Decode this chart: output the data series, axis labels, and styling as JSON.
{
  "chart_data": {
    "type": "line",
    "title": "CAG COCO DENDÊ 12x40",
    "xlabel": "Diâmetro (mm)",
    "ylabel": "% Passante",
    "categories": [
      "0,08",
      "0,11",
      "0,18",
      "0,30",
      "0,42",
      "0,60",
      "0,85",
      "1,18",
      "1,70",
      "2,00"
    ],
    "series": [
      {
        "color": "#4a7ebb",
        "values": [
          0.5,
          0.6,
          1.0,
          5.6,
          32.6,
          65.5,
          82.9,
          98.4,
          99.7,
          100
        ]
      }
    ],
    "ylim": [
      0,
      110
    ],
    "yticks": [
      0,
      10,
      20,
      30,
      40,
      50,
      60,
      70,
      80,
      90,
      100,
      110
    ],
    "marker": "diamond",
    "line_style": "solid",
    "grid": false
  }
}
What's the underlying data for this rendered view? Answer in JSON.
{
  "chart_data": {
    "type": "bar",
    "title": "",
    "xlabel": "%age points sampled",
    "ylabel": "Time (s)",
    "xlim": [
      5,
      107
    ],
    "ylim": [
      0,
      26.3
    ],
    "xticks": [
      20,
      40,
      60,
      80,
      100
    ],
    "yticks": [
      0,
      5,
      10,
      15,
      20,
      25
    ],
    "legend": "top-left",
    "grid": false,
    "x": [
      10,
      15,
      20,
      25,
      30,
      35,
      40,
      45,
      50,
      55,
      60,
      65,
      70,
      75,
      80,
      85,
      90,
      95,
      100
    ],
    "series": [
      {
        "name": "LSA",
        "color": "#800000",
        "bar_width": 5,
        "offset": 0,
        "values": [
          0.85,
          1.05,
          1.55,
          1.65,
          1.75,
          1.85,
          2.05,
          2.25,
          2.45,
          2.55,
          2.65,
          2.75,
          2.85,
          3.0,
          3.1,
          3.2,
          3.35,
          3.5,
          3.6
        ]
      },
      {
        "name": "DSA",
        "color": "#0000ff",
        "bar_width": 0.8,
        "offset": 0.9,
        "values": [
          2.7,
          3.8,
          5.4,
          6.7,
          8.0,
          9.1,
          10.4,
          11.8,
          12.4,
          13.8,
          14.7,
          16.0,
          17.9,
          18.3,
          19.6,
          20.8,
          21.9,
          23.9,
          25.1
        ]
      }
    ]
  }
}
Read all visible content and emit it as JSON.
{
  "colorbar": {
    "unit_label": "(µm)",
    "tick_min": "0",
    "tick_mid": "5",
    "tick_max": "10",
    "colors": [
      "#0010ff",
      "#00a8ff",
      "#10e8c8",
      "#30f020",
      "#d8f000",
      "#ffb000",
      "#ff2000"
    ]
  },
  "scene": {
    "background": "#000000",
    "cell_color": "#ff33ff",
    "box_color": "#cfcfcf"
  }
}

---*---

To do ::
From the line holding "Read all visible content and emit it as JSON." down to the final line above, quote every line exactly and only those lines.

Solution for this problem ::
Read all visible content and emit it as JSON.
{
  "colorbar": {
    "unit_label": "(µm)",
    "tick_min": "0",
    "tick_mid": "5",
    "tick_max": "10",
    "colors": [
      "#0010ff",
      "#00a8ff",
      "#10e8c8",
      "#30f020",
      "#d8f000",
      "#ffb000",
      "#ff2000"
    ]
  },
  "scene": {
    "background": "#000000",
    "cell_color": "#ff33ff",
    "box_color": "#cfcfcf"
  }
}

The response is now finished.